§ THE EXERCISE: Every line of the material is to be repeated exactly as it stands.

(Stored dataset items)
# # # # #
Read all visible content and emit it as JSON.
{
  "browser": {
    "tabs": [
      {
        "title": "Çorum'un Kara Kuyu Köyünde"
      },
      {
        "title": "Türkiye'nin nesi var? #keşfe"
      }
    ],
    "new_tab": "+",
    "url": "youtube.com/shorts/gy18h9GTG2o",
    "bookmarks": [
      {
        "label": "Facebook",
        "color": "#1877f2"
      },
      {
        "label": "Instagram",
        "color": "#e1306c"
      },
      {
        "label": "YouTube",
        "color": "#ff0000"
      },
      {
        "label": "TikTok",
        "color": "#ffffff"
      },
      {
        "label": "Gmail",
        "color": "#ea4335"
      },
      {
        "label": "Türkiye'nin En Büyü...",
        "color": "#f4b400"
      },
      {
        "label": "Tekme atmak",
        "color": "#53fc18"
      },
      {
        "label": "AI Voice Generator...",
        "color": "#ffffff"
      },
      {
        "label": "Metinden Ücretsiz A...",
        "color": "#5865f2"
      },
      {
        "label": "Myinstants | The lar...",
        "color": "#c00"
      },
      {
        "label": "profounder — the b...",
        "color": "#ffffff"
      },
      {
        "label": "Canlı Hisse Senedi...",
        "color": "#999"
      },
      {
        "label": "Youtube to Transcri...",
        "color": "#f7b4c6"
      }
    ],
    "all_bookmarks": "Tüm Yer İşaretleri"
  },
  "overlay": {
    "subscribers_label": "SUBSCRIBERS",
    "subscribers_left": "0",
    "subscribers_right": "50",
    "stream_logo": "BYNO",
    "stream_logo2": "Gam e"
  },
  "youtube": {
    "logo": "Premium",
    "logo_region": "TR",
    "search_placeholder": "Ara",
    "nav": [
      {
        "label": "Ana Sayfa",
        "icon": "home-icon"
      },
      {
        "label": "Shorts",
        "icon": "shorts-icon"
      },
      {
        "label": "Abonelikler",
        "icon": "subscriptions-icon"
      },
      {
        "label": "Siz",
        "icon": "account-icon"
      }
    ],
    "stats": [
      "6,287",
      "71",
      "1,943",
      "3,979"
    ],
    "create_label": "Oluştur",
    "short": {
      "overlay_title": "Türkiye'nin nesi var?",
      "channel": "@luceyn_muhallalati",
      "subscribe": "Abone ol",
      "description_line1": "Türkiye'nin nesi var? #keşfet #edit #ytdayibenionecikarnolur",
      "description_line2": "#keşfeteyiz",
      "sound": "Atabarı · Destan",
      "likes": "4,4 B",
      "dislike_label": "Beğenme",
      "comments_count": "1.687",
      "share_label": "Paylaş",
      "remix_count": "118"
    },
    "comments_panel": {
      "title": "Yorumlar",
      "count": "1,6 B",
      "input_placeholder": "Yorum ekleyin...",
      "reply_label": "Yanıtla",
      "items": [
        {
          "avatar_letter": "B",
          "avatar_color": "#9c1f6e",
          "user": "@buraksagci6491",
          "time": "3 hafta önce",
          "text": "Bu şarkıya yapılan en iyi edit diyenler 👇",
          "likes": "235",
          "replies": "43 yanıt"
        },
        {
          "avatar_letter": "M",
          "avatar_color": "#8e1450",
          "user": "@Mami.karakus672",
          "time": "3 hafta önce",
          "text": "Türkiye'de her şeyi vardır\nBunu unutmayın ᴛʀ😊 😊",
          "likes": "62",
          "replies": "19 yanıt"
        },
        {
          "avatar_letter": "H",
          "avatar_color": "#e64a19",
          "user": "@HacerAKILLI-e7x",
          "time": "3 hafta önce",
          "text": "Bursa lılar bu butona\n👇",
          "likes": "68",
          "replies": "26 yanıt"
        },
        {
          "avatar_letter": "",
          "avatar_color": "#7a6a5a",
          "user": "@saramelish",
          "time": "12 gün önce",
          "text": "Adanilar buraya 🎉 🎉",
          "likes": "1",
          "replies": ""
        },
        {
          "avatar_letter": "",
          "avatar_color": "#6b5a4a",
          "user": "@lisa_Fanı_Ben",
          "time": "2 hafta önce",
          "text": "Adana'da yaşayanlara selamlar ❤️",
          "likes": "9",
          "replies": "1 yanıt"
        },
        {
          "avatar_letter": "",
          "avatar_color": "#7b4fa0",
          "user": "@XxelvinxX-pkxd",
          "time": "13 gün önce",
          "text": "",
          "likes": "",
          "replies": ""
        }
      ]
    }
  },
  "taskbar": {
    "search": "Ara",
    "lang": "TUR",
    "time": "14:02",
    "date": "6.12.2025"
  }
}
# # # # #
§ FINAL ANSWER:
Read all visible content and emit it as JSON.
{
  "browser": {
    "tabs": [
      {
        "title": "Çorum'un Kara Kuyu Köyünde"
      },
      {
        "title": "Türkiye'nin nesi var? #keşfe"
      }
    ],
    "new_tab": "+",
    "url": "youtube.com/shorts/gy18h9GTG2o",
    "bookmarks": [
      {
        "label": "Facebook",
        "color": "#1877f2"
      },
      {
        "label": "Instagram",
        "color": "#e1306c"
      },
      {
        "label": "YouTube",
        "color": "#ff0000"
      },
      {
        "label": "TikTok",
        "color": "#ffffff"
      },
      {
        "label": "Gmail",
        "color": "#ea4335"
      },
      {
        "label": "Türkiye'nin En Büyü...",
        "color": "#f4b400"
      },
      {
        "label": "Tekme atmak",
        "color": "#53fc18"
      },
      {
        "label": "AI Voice Generator...",
        "color": "#ffffff"
      },
      {
        "label": "Metinden Ücretsiz A...",
        "color": "#5865f2"
      },
      {
        "label": "Myinstants | The lar...",
        "color": "#c00"
      },
      {
        "label": "profounder — the b...",
        "color": "#ffffff"
      },
      {
        "label": "Canlı Hisse Senedi...",
        "color": "#999"
      },
      {
        "label": "Youtube to Transcri...",
        "color": "#f7b4c6"
      }
    ],
    "all_bookmarks": "Tüm Yer İşaretleri"
  },
  "overlay": {
    "subscribers_label": "SUBSCRIBERS",
    "subscribers_left": "0",
    "subscribers_right": "50",
    "stream_logo": "BYNO",
    "stream_logo2": "Gam e"
  },
  "youtube": {
    "logo": "Premium",
    "logo_region": "TR",
    "search_placeholder": "Ara",
    "nav": [
      {
        "label": "Ana Sayfa",
        "icon": "home-icon"
      },
      {
        "label": "Shorts",
        "icon": "shorts-icon"
      },
      {
        "label": "Abonelikler",
        "icon": "subscriptions-icon"
      },
      {
        "label": "Siz",
        "icon": "account-icon"
      }
    ],
    "stats": [
      "6,287",
      "71",
      "1,943",
      "3,979"
    ],
    "create_label": "Oluştur",
    "short": {
      "overlay_title": "Türkiye'nin nesi var?",
      "channel": "@luceyn_muhallalati",
      "subscribe": "Abone ol",
      "description_line1": "Türkiye'nin nesi var? #keşfet #edit #ytdayibenionecikarnolur",
      "description_line2": "#keşfeteyiz",
      "sound": "Atabarı · Destan",
      "likes": "4,4 B",
      "dislike_label": "Beğenme",
      "comments_count": "1.687",
      "share_label": "Paylaş",
      "remix_count": "118"
    },
    "comments_panel": {
      "title": "Yorumlar",
      "count": "1,6 B",
      "input_placeholder": "Yorum ekleyin...",
      "reply_label": "Yanıtla",
      "items": [
        {
          "avatar_letter": "B",
          "avatar_color": "#9c1f6e",
          "user": "@buraksagci6491",
          "time": "3 hafta önce",
          "text": "Bu şarkıya yapılan en iyi edit diyenler 👇",
          "likes": "235",
          "replies": "43 yanıt"
        },
        {
          "avatar_letter": "M",
          "avatar_color": "#8e1450",
          "user": "@Mami.karakus672",
          "time": "3 hafta önce",
          "text": "Türkiye'de her şeyi vardır\nBunu unutmayın ᴛʀ😊 😊",
          "likes": "62",
          "replies": "19 yanıt"
        },
        {
          "avatar_letter": "H",
          "avatar_color": "#e64a19",
          "user": "@HacerAKILLI-e7x",
          "time": "3 hafta önce",
          "text": "Bursa lılar bu butona\n👇",
          "likes": "68",
          "replies": "26 yanıt"
        },
        {
          "avatar_letter": "",
          "avatar_color": "#7a6a5a",
          "user": "@saramelish",
          "time": "12 gün önce",
          "text": "Adanilar buraya 🎉 🎉",
          "likes": "1",
          "replies": ""
        },
        {
          "avatar_letter": "",
          "avatar_color": "#6b5a4a",
          "user": "@lisa_Fanı_Ben",
          "time": "2 hafta önce",
          "text": "Adana'da yaşayanlara selamlar ❤️",
          "likes": "9",
          "replies": "1 yanıt"
        },
        {
          "avatar_letter": "",
          "avatar_color": "#7b4fa0",
          "user": "@XxelvinxX-pkxd",
          "time": "13 gün önce",
          "text": "",
          "likes": "",
          "replies": ""
        }
      ]
    }
  },
  "taskbar": {
    "search": "Ara",
    "lang": "TUR",
    "time": "14:02",
    "date": "6.12.2025"
  }
}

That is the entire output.